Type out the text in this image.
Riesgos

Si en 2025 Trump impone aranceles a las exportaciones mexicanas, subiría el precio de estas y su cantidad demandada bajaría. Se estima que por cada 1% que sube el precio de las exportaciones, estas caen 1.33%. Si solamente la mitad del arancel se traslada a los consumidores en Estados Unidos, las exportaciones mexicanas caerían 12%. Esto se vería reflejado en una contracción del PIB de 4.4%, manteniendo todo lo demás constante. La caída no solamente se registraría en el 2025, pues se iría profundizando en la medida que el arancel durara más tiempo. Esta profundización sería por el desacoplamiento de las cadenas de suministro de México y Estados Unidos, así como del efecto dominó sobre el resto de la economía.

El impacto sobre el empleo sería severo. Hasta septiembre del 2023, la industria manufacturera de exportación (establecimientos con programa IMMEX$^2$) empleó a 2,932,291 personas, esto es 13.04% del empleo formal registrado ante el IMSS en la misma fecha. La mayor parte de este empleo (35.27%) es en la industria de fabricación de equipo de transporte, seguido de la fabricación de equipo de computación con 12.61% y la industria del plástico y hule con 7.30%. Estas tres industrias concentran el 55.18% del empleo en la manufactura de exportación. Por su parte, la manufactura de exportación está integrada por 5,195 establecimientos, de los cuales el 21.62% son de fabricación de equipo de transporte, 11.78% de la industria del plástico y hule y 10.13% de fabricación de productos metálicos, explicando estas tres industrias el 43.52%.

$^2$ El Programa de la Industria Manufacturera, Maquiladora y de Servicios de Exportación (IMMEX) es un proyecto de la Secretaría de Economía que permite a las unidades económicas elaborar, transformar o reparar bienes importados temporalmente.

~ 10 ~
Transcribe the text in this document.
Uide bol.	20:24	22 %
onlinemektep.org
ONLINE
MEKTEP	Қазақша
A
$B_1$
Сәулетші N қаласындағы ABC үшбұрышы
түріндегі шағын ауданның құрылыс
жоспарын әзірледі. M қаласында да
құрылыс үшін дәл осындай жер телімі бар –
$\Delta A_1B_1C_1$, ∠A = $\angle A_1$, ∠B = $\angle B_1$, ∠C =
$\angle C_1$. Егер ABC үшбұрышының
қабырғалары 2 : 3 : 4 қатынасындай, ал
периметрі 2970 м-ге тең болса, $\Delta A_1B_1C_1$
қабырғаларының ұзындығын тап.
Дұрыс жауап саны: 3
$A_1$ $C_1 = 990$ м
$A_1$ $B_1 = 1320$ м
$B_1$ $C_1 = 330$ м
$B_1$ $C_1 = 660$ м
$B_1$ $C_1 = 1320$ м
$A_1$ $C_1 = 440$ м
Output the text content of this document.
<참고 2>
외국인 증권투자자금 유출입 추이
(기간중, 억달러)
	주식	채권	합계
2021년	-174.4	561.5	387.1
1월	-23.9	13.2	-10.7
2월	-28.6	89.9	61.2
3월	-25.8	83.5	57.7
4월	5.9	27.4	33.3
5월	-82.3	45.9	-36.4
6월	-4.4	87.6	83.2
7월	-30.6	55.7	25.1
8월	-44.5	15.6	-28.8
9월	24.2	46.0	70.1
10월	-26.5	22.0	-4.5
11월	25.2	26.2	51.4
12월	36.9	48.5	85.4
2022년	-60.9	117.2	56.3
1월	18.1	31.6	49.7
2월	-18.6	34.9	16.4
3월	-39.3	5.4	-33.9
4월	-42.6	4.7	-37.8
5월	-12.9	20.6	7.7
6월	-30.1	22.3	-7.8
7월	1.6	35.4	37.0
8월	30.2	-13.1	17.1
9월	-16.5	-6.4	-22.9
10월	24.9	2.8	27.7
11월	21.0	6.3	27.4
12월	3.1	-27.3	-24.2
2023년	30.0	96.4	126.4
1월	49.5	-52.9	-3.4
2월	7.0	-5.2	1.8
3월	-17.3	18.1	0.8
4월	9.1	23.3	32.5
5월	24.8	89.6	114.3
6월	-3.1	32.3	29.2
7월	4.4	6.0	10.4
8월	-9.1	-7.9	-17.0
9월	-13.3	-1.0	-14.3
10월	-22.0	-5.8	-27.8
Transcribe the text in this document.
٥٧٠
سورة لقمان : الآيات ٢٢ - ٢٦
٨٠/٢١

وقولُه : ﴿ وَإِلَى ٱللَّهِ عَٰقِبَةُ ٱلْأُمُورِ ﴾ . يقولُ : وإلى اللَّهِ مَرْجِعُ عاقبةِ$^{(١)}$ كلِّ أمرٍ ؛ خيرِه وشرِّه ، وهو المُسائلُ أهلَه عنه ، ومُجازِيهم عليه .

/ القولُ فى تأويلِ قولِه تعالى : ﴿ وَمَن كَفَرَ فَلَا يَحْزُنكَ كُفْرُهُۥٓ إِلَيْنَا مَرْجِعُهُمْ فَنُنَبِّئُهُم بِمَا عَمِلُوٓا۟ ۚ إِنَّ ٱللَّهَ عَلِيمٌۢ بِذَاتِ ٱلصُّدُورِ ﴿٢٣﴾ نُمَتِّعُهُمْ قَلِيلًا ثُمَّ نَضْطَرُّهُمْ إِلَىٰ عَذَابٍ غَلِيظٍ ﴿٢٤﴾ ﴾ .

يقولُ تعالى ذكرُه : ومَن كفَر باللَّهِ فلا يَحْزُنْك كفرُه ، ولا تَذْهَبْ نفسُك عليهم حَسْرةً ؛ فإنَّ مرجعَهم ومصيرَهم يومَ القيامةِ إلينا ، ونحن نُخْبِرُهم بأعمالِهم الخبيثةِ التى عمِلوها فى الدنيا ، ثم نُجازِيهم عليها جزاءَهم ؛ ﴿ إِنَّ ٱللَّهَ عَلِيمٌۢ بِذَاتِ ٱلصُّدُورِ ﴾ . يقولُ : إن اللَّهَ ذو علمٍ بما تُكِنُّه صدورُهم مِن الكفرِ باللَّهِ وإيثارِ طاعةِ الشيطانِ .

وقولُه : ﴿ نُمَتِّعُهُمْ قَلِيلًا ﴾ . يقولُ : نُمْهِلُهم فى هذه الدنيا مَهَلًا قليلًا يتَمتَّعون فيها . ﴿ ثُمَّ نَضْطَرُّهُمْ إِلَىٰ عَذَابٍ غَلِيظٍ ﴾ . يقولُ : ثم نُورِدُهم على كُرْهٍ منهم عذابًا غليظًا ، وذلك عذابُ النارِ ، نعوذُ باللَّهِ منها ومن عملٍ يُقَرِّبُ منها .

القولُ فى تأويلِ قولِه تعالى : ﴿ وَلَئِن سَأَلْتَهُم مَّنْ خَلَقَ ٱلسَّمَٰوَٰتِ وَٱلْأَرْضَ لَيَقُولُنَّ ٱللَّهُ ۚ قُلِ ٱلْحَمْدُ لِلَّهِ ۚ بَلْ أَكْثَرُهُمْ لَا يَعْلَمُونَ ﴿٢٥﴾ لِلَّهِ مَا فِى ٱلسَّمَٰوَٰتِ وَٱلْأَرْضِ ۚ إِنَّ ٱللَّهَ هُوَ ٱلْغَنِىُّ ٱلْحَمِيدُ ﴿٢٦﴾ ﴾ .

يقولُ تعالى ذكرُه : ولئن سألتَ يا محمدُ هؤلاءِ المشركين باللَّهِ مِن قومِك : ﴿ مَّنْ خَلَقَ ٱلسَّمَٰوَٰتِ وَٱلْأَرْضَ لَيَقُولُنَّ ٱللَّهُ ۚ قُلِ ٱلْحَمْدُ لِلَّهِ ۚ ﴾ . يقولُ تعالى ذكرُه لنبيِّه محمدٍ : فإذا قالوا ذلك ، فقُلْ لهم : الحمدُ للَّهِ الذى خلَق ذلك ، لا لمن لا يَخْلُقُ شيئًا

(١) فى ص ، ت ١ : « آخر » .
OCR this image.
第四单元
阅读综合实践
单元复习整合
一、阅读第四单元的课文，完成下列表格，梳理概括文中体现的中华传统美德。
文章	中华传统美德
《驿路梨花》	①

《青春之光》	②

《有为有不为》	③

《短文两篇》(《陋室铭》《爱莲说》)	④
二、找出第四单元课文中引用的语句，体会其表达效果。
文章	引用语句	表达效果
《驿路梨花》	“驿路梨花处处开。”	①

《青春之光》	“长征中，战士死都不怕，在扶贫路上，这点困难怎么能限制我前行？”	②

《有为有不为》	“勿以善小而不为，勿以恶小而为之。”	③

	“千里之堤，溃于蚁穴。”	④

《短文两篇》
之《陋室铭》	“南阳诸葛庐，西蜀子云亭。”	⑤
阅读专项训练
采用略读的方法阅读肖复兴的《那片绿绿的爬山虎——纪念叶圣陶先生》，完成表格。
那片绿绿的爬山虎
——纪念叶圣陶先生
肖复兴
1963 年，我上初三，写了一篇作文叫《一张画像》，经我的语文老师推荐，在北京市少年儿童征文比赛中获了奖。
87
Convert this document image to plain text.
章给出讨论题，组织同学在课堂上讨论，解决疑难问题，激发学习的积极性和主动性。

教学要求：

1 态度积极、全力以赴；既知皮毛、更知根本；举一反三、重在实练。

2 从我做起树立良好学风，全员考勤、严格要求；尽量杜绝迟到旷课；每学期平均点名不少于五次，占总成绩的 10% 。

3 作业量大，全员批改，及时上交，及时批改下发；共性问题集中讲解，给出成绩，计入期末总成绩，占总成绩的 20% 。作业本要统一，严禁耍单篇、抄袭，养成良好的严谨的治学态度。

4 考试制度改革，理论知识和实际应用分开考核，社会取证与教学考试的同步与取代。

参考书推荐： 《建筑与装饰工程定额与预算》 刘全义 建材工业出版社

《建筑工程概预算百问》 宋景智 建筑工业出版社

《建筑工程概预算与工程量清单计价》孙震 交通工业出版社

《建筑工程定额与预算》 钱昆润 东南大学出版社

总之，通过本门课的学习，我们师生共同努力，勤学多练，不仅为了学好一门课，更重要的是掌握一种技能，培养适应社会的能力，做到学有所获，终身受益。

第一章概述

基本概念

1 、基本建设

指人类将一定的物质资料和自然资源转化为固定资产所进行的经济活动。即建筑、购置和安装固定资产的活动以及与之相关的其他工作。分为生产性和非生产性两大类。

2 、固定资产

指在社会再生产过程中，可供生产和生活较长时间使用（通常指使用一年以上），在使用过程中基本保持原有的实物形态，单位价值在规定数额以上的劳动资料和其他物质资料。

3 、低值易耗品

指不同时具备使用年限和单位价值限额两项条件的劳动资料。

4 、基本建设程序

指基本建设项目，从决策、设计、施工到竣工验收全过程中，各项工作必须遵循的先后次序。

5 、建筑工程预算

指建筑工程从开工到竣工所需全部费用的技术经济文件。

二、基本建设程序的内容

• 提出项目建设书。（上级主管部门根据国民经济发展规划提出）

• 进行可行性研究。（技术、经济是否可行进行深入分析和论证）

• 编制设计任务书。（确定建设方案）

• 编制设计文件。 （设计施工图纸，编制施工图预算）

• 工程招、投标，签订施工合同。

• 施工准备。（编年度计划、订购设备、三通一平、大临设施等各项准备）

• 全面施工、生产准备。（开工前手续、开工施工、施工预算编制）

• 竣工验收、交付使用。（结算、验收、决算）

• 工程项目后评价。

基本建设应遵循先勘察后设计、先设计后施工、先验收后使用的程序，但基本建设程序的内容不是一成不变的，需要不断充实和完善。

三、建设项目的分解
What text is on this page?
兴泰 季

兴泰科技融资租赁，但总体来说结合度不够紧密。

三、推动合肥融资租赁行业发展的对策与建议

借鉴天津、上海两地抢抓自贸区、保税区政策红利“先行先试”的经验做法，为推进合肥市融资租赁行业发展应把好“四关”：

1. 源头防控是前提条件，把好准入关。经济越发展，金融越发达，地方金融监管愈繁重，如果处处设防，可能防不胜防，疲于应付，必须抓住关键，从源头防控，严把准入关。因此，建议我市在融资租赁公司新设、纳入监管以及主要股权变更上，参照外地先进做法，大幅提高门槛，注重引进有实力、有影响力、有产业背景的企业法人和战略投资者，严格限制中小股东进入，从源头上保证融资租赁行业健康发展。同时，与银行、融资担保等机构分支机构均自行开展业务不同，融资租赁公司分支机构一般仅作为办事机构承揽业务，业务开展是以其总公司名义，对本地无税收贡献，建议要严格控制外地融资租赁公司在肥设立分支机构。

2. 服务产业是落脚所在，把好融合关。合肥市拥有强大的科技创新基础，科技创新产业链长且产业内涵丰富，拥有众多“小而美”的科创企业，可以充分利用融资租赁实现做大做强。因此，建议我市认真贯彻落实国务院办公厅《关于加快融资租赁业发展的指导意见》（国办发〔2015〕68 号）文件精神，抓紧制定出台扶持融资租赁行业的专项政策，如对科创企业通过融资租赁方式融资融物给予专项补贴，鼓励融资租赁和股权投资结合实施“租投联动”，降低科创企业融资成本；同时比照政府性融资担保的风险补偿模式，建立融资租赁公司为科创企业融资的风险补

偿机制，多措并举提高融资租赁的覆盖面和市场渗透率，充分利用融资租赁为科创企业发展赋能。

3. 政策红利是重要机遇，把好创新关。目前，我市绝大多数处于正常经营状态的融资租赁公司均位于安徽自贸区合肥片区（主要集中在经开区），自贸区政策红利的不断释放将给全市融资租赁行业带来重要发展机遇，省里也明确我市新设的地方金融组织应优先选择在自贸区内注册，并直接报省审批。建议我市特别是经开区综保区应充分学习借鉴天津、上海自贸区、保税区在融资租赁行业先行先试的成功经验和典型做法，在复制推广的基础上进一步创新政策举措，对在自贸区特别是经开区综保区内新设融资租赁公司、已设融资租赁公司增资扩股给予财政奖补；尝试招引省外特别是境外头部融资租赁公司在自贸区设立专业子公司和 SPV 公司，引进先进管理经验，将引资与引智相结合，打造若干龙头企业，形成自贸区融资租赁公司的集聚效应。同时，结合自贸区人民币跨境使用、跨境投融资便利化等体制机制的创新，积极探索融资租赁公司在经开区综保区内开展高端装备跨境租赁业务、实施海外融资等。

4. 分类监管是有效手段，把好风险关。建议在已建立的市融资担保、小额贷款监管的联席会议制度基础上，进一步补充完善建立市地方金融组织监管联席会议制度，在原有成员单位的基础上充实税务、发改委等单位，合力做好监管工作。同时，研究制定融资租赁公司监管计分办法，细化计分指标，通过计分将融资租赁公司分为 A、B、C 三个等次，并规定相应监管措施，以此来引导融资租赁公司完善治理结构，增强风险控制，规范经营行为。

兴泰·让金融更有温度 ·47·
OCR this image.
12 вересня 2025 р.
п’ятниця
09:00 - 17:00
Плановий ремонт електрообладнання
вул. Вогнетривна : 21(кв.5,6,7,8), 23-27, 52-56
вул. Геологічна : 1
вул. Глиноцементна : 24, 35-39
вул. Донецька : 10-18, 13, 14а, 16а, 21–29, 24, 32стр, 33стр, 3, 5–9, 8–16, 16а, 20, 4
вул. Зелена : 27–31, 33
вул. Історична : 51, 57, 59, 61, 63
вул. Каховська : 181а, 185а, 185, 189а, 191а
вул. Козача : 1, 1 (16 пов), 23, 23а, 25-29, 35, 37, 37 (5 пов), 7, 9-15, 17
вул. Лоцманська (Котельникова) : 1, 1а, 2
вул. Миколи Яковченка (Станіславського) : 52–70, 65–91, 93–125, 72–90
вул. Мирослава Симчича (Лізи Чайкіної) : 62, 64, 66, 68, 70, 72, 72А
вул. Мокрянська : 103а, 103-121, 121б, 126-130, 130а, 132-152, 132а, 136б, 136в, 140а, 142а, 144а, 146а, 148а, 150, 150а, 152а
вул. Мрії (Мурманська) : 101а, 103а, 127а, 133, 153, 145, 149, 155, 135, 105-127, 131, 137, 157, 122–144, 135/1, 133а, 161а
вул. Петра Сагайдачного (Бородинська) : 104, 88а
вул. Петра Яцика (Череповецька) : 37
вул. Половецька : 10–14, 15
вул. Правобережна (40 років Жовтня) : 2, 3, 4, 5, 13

═══

Pick out each line in the material containing "那片绿绿的爬山虎".

采用略读的方法阅读肖复兴的《那片绿绿的爬山虎——纪念叶圣陶先生》，完成表格。
那片绿绿的爬山虎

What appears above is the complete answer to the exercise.